The required output is a single number: how many lines of the material contain the string "icon".

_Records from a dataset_
— begin —

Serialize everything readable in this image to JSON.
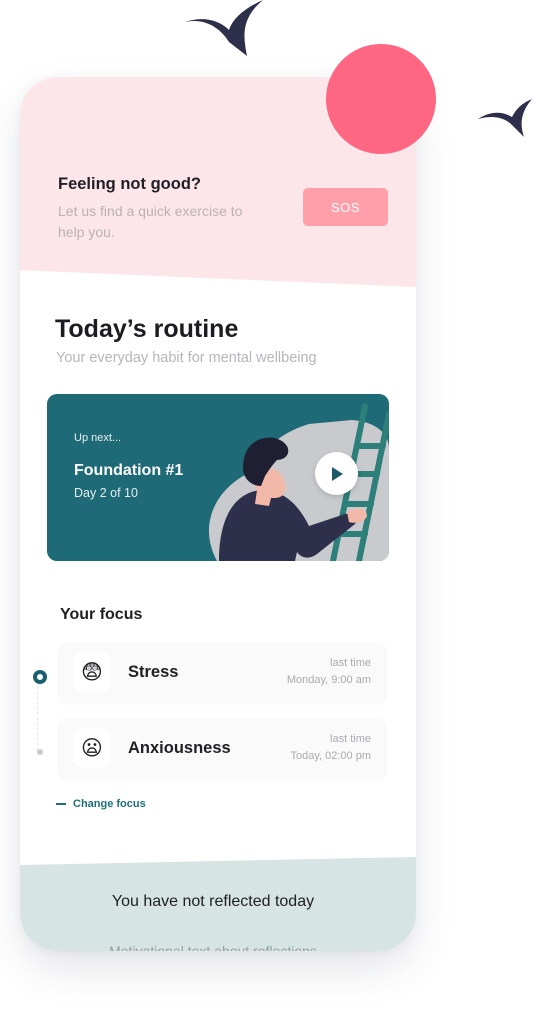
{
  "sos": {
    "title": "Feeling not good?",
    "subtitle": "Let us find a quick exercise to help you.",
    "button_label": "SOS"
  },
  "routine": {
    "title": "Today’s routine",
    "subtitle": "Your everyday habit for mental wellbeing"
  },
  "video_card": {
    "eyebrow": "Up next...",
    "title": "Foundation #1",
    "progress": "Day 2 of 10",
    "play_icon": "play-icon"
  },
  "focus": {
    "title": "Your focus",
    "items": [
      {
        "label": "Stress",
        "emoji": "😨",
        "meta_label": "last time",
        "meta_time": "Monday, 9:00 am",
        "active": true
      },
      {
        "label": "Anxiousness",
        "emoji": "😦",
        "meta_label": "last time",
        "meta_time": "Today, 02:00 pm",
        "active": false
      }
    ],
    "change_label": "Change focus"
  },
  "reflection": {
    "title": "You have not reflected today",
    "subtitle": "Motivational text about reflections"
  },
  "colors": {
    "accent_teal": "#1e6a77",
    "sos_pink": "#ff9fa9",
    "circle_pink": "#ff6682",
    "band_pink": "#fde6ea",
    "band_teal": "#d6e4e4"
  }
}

— end —
— begin —

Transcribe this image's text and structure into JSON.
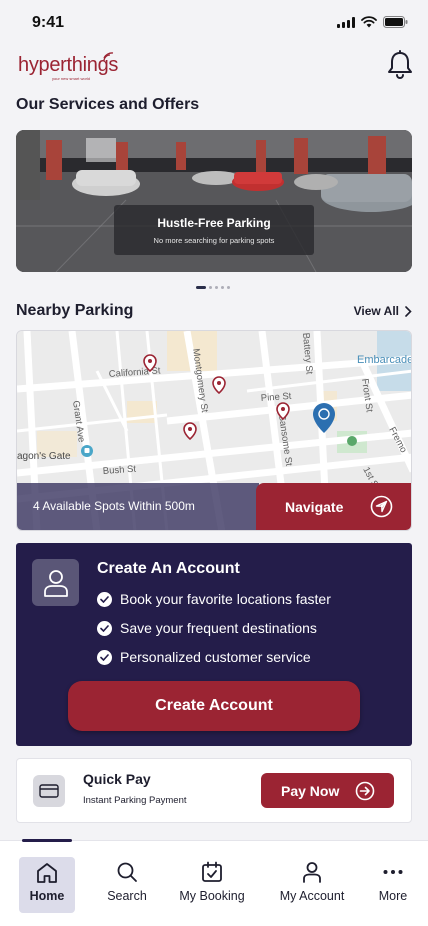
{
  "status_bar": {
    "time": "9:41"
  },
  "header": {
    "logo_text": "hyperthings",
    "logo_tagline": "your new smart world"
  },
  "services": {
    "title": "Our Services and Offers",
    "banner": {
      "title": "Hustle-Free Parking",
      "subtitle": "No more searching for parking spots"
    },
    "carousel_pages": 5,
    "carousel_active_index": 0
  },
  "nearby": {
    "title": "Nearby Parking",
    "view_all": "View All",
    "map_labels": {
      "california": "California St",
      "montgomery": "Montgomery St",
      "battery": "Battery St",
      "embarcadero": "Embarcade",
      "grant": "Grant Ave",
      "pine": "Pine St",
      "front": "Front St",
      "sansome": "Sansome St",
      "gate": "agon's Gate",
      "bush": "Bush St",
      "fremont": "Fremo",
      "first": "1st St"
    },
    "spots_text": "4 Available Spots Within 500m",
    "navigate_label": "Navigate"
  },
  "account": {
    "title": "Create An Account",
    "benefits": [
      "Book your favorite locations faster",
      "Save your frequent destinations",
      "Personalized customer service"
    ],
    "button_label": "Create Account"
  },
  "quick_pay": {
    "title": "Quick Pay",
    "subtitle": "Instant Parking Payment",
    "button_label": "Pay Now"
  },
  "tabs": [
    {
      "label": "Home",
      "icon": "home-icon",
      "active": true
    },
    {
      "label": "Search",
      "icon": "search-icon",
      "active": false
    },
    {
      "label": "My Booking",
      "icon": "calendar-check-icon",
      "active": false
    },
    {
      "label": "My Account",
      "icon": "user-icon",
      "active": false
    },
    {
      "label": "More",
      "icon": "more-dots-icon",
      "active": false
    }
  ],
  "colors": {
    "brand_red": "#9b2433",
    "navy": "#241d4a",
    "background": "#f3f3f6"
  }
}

— end —
— begin —

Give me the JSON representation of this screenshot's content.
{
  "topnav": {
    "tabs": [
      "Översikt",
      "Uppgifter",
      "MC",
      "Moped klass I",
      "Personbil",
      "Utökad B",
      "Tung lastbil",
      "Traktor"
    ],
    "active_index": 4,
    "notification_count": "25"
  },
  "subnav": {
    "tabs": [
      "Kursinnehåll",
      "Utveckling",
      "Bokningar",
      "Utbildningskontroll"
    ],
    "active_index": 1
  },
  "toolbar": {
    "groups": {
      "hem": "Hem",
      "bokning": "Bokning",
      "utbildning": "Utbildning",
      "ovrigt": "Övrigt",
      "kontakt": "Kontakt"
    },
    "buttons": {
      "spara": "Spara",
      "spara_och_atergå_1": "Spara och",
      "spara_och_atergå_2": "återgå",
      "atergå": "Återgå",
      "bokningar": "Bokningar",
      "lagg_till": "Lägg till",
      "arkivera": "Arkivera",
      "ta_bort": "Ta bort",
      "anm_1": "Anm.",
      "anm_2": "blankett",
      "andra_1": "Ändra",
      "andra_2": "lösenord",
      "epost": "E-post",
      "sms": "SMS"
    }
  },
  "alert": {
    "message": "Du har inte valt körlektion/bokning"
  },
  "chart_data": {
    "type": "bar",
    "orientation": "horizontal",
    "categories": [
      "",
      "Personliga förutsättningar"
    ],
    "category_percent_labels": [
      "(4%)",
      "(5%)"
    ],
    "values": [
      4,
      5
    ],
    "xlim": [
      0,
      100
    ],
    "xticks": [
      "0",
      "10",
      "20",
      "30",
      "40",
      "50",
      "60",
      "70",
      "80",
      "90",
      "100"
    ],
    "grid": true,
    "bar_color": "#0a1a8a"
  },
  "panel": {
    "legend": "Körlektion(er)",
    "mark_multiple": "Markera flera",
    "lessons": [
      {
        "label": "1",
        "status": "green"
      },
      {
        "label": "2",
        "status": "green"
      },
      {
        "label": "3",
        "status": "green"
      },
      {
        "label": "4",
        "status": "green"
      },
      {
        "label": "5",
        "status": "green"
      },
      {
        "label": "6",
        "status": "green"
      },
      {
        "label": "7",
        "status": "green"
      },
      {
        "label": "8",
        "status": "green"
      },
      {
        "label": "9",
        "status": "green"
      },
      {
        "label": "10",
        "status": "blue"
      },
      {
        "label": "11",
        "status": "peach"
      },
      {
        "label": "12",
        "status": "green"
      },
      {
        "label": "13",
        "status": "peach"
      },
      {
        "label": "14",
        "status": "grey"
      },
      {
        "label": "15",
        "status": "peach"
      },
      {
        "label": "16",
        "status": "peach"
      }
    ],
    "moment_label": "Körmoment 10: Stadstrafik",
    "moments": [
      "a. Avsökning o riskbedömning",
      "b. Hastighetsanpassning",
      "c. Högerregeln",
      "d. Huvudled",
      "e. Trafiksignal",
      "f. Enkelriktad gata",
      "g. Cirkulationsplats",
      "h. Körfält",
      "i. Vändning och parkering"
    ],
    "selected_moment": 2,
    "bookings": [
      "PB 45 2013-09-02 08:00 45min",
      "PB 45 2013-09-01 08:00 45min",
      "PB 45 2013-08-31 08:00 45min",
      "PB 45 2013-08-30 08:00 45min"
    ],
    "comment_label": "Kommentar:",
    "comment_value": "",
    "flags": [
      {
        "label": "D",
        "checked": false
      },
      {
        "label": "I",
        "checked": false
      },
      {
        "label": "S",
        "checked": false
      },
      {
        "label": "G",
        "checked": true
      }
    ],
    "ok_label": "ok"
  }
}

— end —

_SOLUTION BELOW_
6